**DO THIS:** Gather every line that includes the word "透镜是凸透镜", please.

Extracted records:

[BEGIN]

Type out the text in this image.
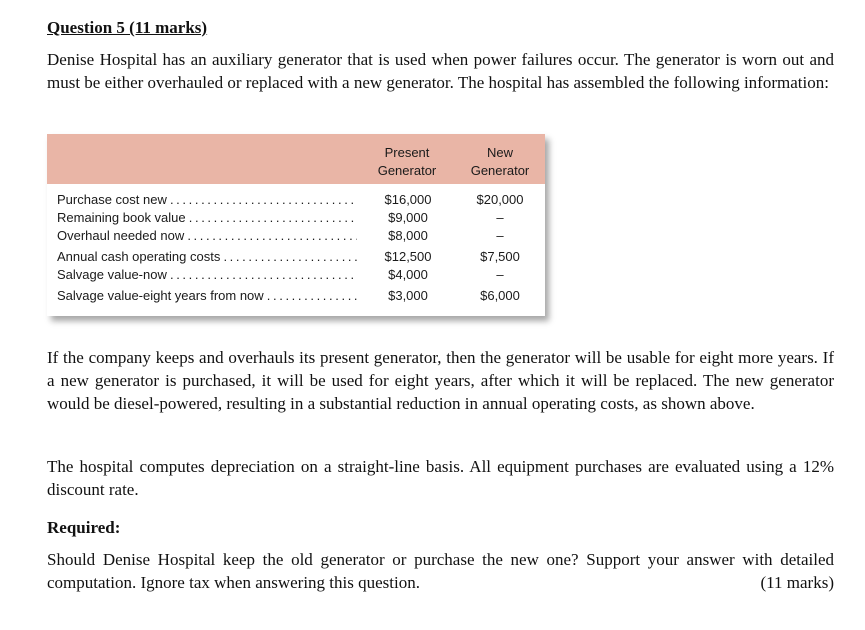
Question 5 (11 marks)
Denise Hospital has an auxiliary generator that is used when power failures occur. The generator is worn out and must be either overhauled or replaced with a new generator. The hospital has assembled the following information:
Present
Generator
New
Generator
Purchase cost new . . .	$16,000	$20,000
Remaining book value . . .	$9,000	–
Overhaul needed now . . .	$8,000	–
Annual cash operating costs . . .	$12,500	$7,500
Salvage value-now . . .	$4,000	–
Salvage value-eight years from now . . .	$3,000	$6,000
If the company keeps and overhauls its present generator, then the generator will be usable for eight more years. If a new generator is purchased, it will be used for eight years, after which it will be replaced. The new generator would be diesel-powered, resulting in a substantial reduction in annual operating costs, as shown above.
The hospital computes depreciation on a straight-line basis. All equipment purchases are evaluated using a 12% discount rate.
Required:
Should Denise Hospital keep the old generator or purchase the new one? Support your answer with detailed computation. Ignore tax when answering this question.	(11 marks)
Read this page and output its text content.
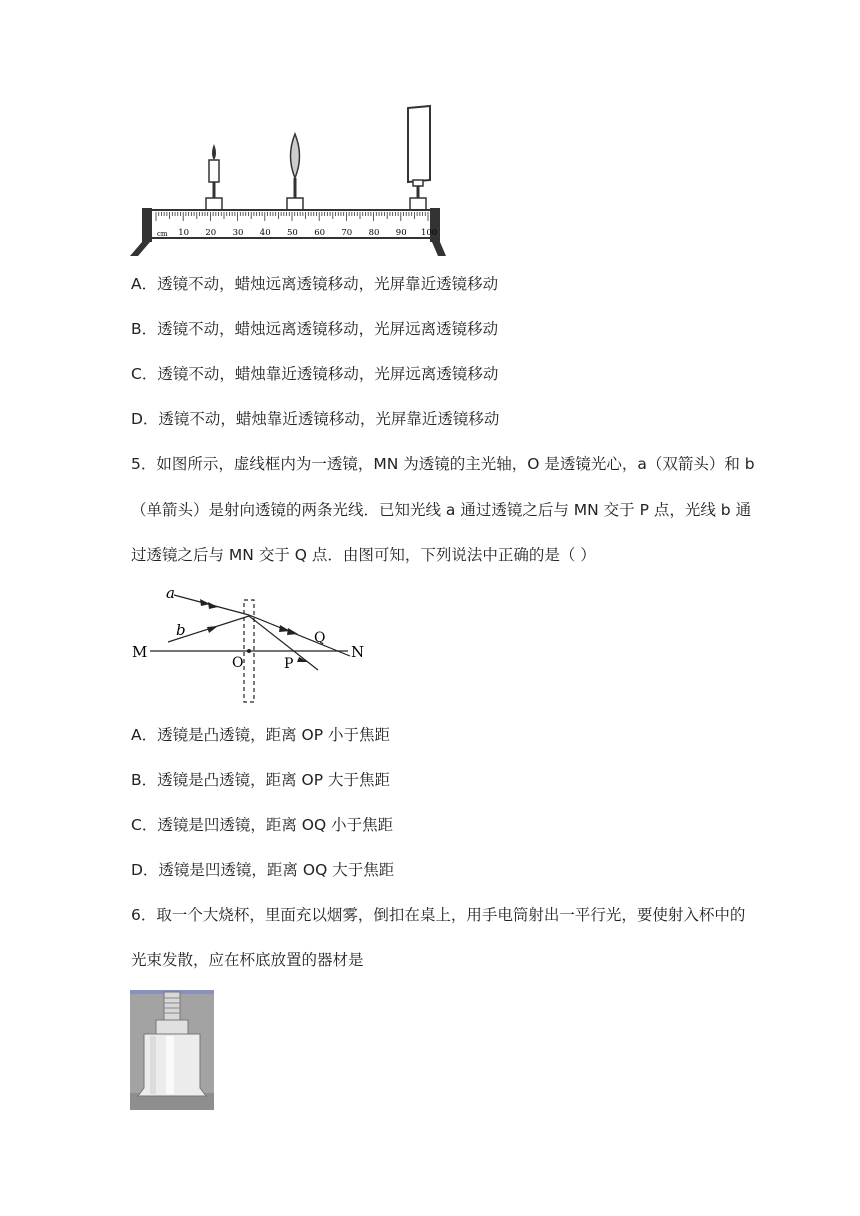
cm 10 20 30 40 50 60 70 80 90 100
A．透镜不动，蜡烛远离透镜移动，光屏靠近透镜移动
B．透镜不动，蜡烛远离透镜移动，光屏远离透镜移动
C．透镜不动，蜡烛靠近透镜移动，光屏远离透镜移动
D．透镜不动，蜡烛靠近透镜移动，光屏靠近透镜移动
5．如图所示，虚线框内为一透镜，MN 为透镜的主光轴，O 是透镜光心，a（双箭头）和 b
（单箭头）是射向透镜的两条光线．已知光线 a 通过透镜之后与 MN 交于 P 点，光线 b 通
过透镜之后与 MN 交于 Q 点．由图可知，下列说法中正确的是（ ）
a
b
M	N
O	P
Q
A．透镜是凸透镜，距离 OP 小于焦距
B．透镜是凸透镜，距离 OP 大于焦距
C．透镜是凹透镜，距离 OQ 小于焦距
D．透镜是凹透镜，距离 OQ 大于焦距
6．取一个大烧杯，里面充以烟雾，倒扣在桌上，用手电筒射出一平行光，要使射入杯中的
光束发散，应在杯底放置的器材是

[END]

**EXERCISE RESULT:**
A．透镜是凸透镜，距离 OP 小于焦距
B．透镜是凸透镜，距离 OP 大于焦距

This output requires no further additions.